====== Supplied data ======

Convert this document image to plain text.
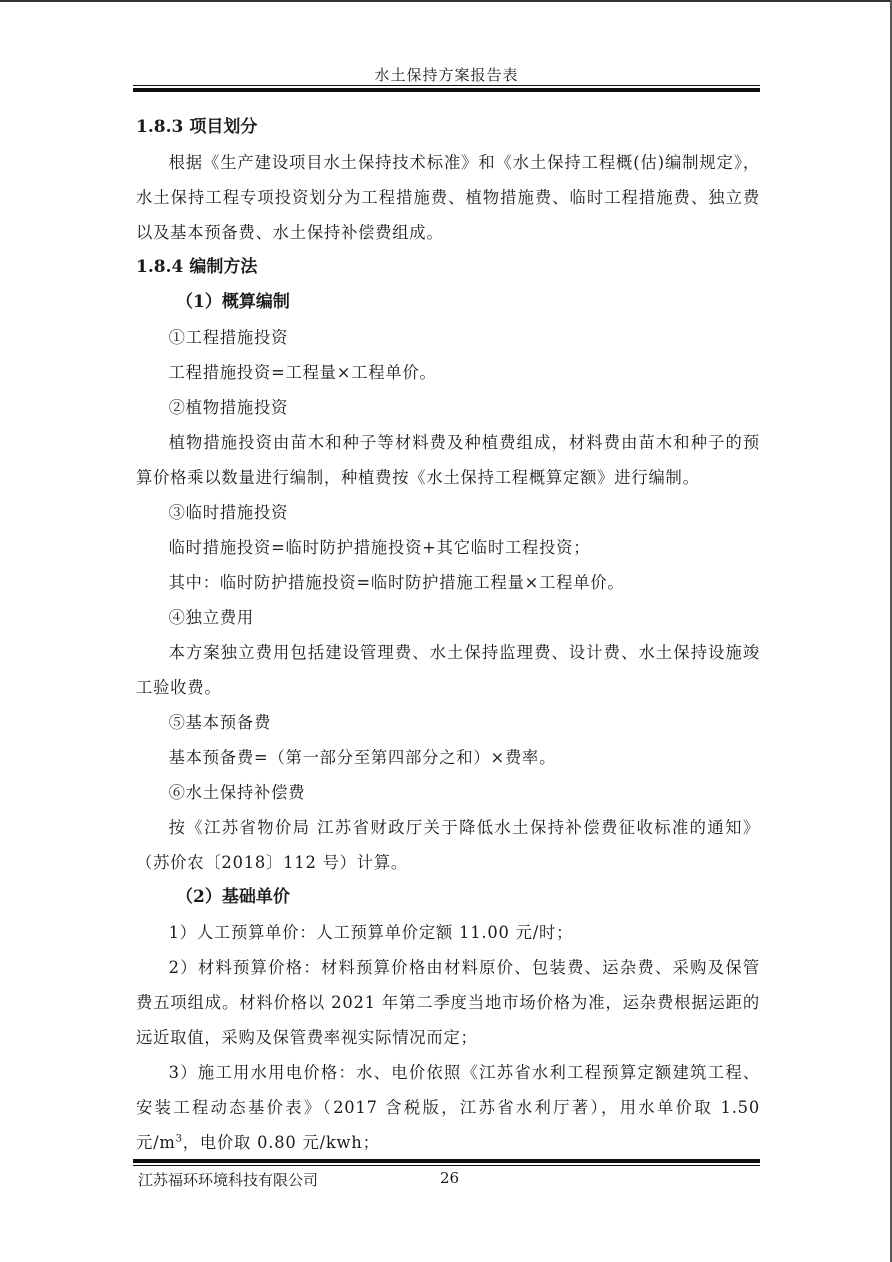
水土保持方案报告表

1.8.3 项目划分

根据《生产建设项目水土保持技术标准》和《水土保持工程概(估)编制规定》，水土保持工程专项投资划分为工程措施费、植物措施费、临时工程措施费、独立费以及基本预备费、水土保持补偿费组成。

1.8.4 编制方法

（1）概算编制

①工程措施投资

工程措施投资=工程量×工程单价。

②植物措施投资

植物措施投资由苗木和种子等材料费及种植费组成，材料费由苗木和种子的预算价格乘以数量进行编制，种植费按《水土保持工程概算定额》进行编制。

③临时措施投资

临时措施投资=临时防护措施投资+其它临时工程投资；

其中：临时防护措施投资=临时防护措施工程量×工程单价。

④独立费用

本方案独立费用包括建设管理费、水土保持监理费、设计费、水土保持设施竣工验收费。

⑤基本预备费

基本预备费=（第一部分至第四部分之和）×费率。

⑥水土保持补偿费

按《江苏省物价局 江苏省财政厅关于降低水土保持补偿费征收标准的通知》（苏价农〔2018〕112 号）计算。

（2）基础单价

1）人工预算单价：人工预算单价定额 11.00 元/时；

2）材料预算价格：材料预算价格由材料原价、包装费、运杂费、采购及保管费五项组成。材料价格以 2021 年第二季度当地市场价格为准，运杂费根据运距的远近取值，采购及保管费率视实际情况而定；

3）施工用水用电价格：水、电价依照《江苏省水利工程预算定额建筑工程、安装工程动态基价表》（2017 含税版，江苏省水利厅著），用水单价取 1.50 元$/m^3$，电价取 0.80 元/kwh；

江苏福环环境科技有限公司	26
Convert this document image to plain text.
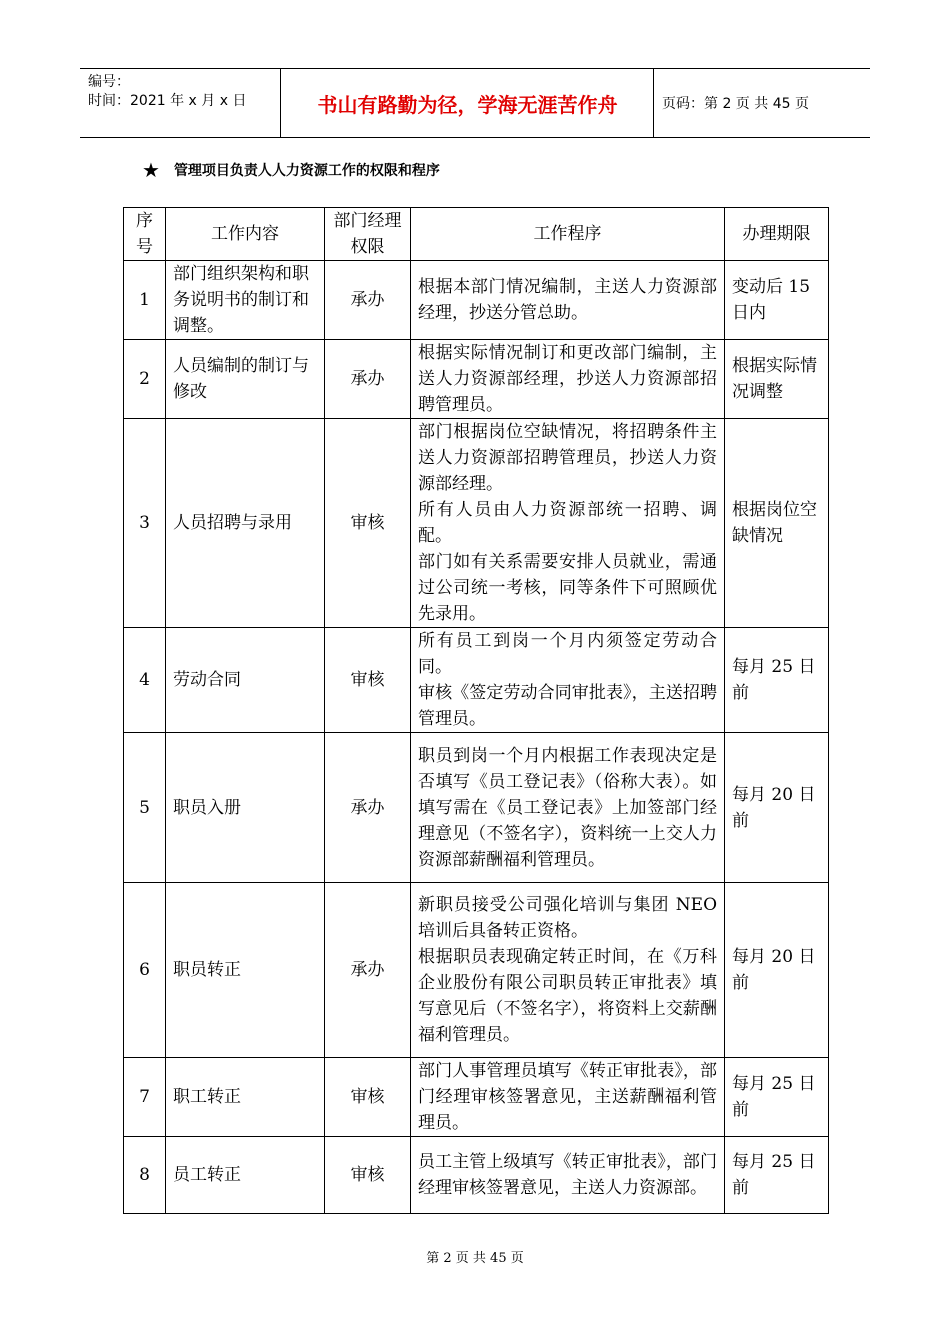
编号：
时间：2021 年 x 月 x 日	书山有路勤为径，学海无涯苦作舟	页码：第 2 页 共 45 页
★ 管理项目负责人人力资源工作的权限和程序
序号	工作内容	部门经理权限	工作程序	办理期限
1	部门组织架构和职务说明书的制订和调整。	承办	根据本部门情况编制，主送人力资源部经理，抄送分管总助。	变动后 15 日内
2	人员编制的制订与修改	承办	根据实际情况制订和更改部门编制，主送人力资源部经理，抄送人力资源部招聘管理员。	根据实际情况调整
3	人员招聘与录用	审核	部门根据岗位空缺情况，将招聘条件主送人力资源部招聘管理员，抄送人力资源部经理。

所有人员由人力资源部统一招聘、调配。

部门如有关系需要安排人员就业，需通过公司统一考核，同等条件下可照顾优先录用。	根据岗位空缺情况
4	劳动合同	审核	所有员工到岗一个月内须签定劳动合同。

审核《签定劳动合同审批表》，主送招聘管理员。	每月 25 日前
5	职员入册	承办	职员到岗一个月内根据工作表现决定是否填写《员工登记表》（俗称大表）。如填写需在《员工登记表》上加签部门经理意见（不签名字），资料统一上交人力资源部薪酬福利管理员。	每月 20 日前
6	职员转正	承办	新职员接受公司强化培训与集团 NEO 培训后具备转正资格。

根据职员表现确定转正时间，在《万科企业股份有限公司职员转正审批表》填写意见后（不签名字），将资料上交薪酬福利管理员。	每月 20 日前
7	职工转正	审核	部门人事管理员填写《转正审批表》，部门经理审核签署意见，主送薪酬福利管理员。	每月 25 日前
8	员工转正	审核	员工主管上级填写《转正审批表》，部门经理审核签署意见，主送人力资源部。	每月 25 日前
第 2 页 共 45 页
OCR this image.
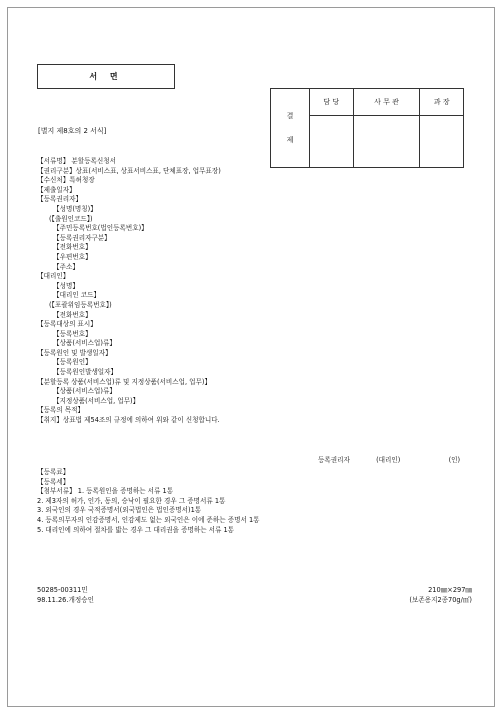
서 면
[별지 제8호의 2 서식]
결
제	담 당	사 무 관	과 장

【서류명】 분할등록신청서
【권리구분】상표(서비스표, 상표서비스표, 단체표장, 업무표장)
【수신처】특허청장
【제출일자】
【등록권리자】
【성명(명칭)】
(【출원인코드】)
【주민등록번호(법인등록번호)】
【등록권리자구분】
【전화번호】
【우편번호】
【주소】
【대리인】
【성명】
【대리인 코드】
(【포괄위임등록번호】)
【전화번호】
【등록대상의 표시】
【등록번호】
【상품(서비스업)류】
【등록원인 및 발생일자】
【등록원인】
【등록원인발생일자】
【분할등록 상품(서비스업)류 및 지정상품(서비스업, 업무)】
【상품(서비스업)류】
【지정상품(서비스업, 업무)】
【등록의 목적】
【취지】상표법 제54조의 규정에 의하여 위와 같이 신청합니다.
등록권리자	(대리인)	(인)
【등록료】
【등록세】
【첨부서류】 1. 등록원인을 증명하는 서류 1통
2. 제3자의 허가, 인가, 동의, 승낙이 필요한 경우 그 증명서류 1통
3. 외국인의 경우 국적증명서(외국법인은 법인증명서)1통
4. 등록의무자의 인감증명서, 인감제도 없는 외국인은 이에 준하는 증명서 1통
5. 대리인에 의하여 절차를 밟는 경우 그 대리권을 증명하는 서류 1통
50285-00311민
98.11.26.개정승인
210㎜×297㎜
(보존용지2종70g/㎡)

======

Restate every record exactly, please; do not copy the pictures.

→ Solution to the problem
Convert this document image to plain text.
水土保持方案报告表

1.8.3 项目划分

根据《生产建设项目水土保持技术标准》和《水土保持工程概(估)编制规定》，水土保持工程专项投资划分为工程措施费、植物措施费、临时工程措施费、独立费以及基本预备费、水土保持补偿费组成。

1.8.4 编制方法

（1）概算编制

①工程措施投资

工程措施投资=工程量×工程单价。

②植物措施投资

植物措施投资由苗木和种子等材料费及种植费组成，材料费由苗木和种子的预算价格乘以数量进行编制，种植费按《水土保持工程概算定额》进行编制。

③临时措施投资

临时措施投资=临时防护措施投资+其它临时工程投资；

其中：临时防护措施投资=临时防护措施工程量×工程单价。

④独立费用

本方案独立费用包括建设管理费、水土保持监理费、设计费、水土保持设施竣工验收费。

⑤基本预备费

基本预备费=（第一部分至第四部分之和）×费率。

⑥水土保持补偿费

按《江苏省物价局 江苏省财政厅关于降低水土保持补偿费征收标准的通知》（苏价农〔2018〕112 号）计算。

（2）基础单价

1）人工预算单价：人工预算单价定额 11.00 元/时；

2）材料预算价格：材料预算价格由材料原价、包装费、运杂费、采购及保管费五项组成。材料价格以 2021 年第二季度当地市场价格为准，运杂费根据运距的远近取值，采购及保管费率视实际情况而定；

3）施工用水用电价格：水、电价依照《江苏省水利工程预算定额建筑工程、安装工程动态基价表》（2017 含税版，江苏省水利厅著），用水单价取 1.50 元$/m^3$，电价取 0.80 元/kwh；

江苏福环环境科技有限公司	26
Convert this document image to plain text.
编号：
时间：2021 年 x 月 x 日	书山有路勤为径，学海无涯苦作舟	页码：第 2 页 共 45 页
★ 管理项目负责人人力资源工作的权限和程序
序号	工作内容	部门经理权限	工作程序	办理期限
1	部门组织架构和职务说明书的制订和调整。	承办	根据本部门情况编制，主送人力资源部经理，抄送分管总助。	变动后 15 日内
2	人员编制的制订与修改	承办	根据实际情况制订和更改部门编制，主送人力资源部经理，抄送人力资源部招聘管理员。	根据实际情况调整
3	人员招聘与录用	审核	部门根据岗位空缺情况，将招聘条件主送人力资源部招聘管理员，抄送人力资源部经理。

所有人员由人力资源部统一招聘、调配。

部门如有关系需要安排人员就业，需通过公司统一考核，同等条件下可照顾优先录用。	根据岗位空缺情况
4	劳动合同	审核	所有员工到岗一个月内须签定劳动合同。

审核《签定劳动合同审批表》，主送招聘管理员。	每月 25 日前
5	职员入册	承办	职员到岗一个月内根据工作表现决定是否填写《员工登记表》（俗称大表）。如填写需在《员工登记表》上加签部门经理意见（不签名字），资料统一上交人力资源部薪酬福利管理员。	每月 20 日前
6	职员转正	承办	新职员接受公司强化培训与集团 NEO 培训后具备转正资格。

根据职员表现确定转正时间，在《万科企业股份有限公司职员转正审批表》填写意见后（不签名字），将资料上交薪酬福利管理员。	每月 20 日前
7	职工转正	审核	部门人事管理员填写《转正审批表》，部门经理审核签署意见，主送薪酬福利管理员。	每月 25 日前
8	员工转正	审核	员工主管上级填写《转正审批表》，部门经理审核签署意见，主送人力资源部。	每月 25 日前
第 2 页 共 45 页
OCR this image.
서 면
[별지 제8호의 2 서식]
결
제	담 당	사 무 관	과 장

【서류명】 분할등록신청서
【권리구분】상표(서비스표, 상표서비스표, 단체표장, 업무표장)
【수신처】특허청장
【제출일자】
【등록권리자】
【성명(명칭)】
(【출원인코드】)
【주민등록번호(법인등록번호)】
【등록권리자구분】
【전화번호】
【우편번호】
【주소】
【대리인】
【성명】
【대리인 코드】
(【포괄위임등록번호】)
【전화번호】
【등록대상의 표시】
【등록번호】
【상품(서비스업)류】
【등록원인 및 발생일자】
【등록원인】
【등록원인발생일자】
【분할등록 상품(서비스업)류 및 지정상품(서비스업, 업무)】
【상품(서비스업)류】
【지정상품(서비스업, 업무)】
【등록의 목적】
【취지】상표법 제54조의 규정에 의하여 위와 같이 신청합니다.
등록권리자	(대리인)	(인)
【등록료】
【등록세】
【첨부서류】 1. 등록원인을 증명하는 서류 1통
2. 제3자의 허가, 인가, 동의, 승낙이 필요한 경우 그 증명서류 1통
3. 외국인의 경우 국적증명서(외국법인은 법인증명서)1통
4. 등록의무자의 인감증명서, 인감제도 없는 외국인은 이에 준하는 증명서 1통
5. 대리인에 의하여 절차를 밟는 경우 그 대리권을 증명하는 서류 1통
50285-00311민
98.11.26.개정승인
210㎜×297㎜
(보존용지2종70g/㎡)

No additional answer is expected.